§ Problem to solve: Please repeat all of the listing exactly.

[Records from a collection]
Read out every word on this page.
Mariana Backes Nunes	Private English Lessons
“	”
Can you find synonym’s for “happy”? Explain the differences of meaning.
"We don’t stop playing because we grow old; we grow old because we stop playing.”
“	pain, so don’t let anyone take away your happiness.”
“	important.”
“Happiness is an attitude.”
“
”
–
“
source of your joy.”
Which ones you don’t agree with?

§ Correct result:
Read out every word on this page.
Mariana Backes Nunes	Private English Lessons
“	”
Can you find synonym’s for “happy”? Explain the differences of meaning.
"We don’t stop playing because we grow old; we grow old because we stop playing.”
“	pain, so don’t let anyone take away your happiness.”
“	important.”
“Happiness is an attitude.”
“
”
–
“
source of your joy.”
Which ones you don’t agree with?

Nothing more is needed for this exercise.